Tally the lines in the records underneath that contain the string "Федерального", and state the figure by itself.

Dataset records
§
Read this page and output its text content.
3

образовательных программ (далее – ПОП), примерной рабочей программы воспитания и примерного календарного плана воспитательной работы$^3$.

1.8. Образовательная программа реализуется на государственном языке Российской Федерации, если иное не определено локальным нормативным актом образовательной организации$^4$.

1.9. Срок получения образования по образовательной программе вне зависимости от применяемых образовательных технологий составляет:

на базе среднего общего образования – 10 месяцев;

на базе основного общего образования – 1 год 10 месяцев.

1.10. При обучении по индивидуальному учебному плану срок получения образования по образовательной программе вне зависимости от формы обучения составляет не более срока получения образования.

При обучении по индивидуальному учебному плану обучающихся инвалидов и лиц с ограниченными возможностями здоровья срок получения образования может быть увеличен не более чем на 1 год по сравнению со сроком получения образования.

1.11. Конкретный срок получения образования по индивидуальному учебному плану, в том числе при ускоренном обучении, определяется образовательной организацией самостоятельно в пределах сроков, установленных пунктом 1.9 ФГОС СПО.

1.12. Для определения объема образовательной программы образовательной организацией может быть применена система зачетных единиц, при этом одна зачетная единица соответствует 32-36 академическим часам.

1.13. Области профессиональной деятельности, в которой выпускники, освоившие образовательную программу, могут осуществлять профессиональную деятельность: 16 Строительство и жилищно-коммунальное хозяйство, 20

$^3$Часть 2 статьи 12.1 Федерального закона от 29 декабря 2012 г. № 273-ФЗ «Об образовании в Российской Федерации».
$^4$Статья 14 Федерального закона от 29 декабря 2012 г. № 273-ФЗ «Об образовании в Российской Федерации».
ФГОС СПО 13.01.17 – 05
§
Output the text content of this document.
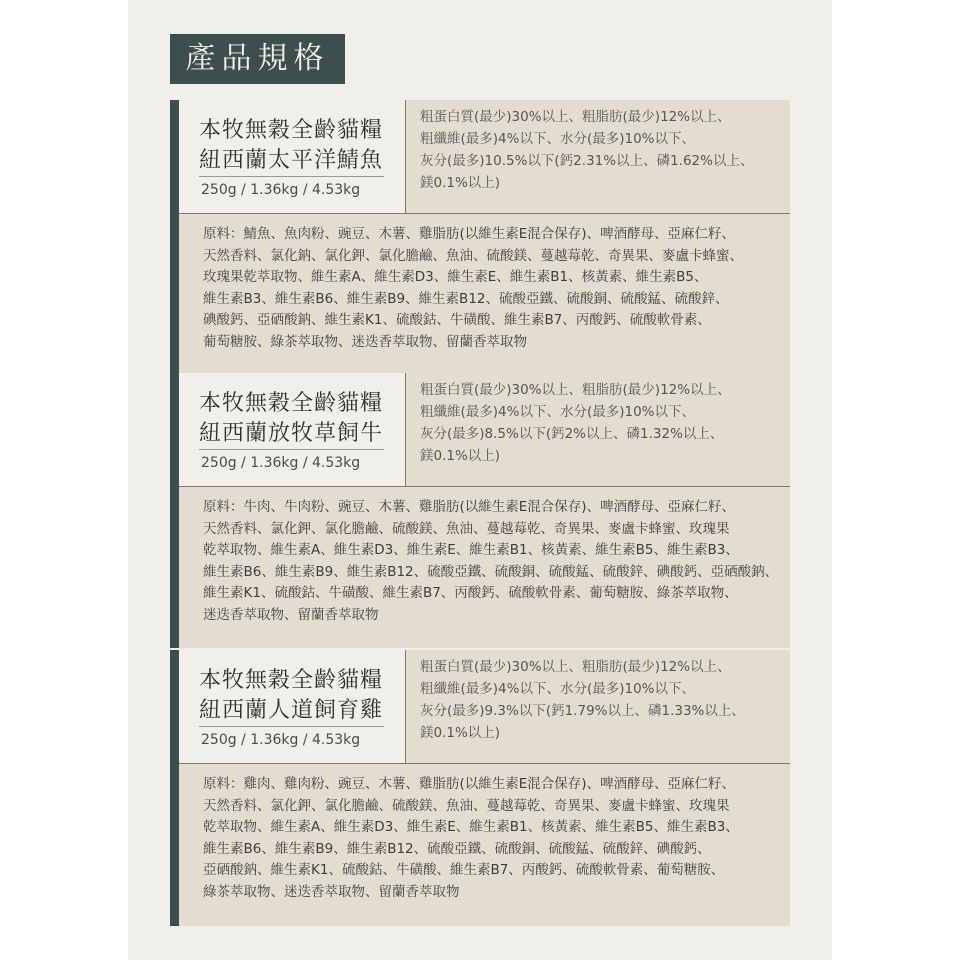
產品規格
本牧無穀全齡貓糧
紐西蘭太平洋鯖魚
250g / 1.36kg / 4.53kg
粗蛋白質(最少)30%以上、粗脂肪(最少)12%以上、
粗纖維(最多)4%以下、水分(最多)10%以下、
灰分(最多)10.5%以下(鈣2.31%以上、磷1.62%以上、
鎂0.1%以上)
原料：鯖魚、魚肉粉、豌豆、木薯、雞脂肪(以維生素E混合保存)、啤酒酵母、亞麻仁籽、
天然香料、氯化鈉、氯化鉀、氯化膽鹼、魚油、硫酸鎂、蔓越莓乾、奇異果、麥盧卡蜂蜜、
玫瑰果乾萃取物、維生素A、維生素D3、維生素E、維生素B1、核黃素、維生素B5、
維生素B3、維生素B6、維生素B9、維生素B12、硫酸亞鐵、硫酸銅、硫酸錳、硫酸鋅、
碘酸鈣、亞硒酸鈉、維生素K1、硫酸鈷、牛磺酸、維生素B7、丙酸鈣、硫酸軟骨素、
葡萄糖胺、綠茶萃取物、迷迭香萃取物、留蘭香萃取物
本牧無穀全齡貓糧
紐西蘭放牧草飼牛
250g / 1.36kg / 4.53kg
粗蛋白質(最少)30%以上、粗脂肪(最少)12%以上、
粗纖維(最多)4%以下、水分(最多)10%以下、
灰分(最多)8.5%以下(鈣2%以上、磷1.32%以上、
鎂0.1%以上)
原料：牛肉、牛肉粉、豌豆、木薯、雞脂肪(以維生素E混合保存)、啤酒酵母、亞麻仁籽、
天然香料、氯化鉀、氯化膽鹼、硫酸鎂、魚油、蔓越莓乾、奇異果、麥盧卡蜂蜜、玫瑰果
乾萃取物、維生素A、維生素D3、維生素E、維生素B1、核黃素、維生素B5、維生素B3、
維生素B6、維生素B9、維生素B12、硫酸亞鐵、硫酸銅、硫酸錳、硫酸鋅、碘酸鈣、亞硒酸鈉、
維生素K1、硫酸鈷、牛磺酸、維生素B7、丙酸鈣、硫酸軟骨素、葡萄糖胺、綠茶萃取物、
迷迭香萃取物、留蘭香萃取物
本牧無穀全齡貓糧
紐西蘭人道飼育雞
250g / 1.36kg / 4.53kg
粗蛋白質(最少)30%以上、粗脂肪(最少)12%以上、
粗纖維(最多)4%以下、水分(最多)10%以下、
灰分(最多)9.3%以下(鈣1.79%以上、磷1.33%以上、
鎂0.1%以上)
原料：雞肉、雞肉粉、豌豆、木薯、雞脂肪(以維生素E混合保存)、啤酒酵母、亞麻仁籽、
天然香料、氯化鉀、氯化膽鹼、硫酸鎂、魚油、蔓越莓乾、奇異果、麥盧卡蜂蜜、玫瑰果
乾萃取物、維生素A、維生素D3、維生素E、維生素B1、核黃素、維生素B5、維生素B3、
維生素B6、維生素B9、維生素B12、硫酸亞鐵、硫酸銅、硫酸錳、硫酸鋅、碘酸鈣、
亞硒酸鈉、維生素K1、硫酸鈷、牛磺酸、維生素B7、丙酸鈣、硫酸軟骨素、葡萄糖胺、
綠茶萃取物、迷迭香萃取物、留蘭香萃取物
§
*In response*.
2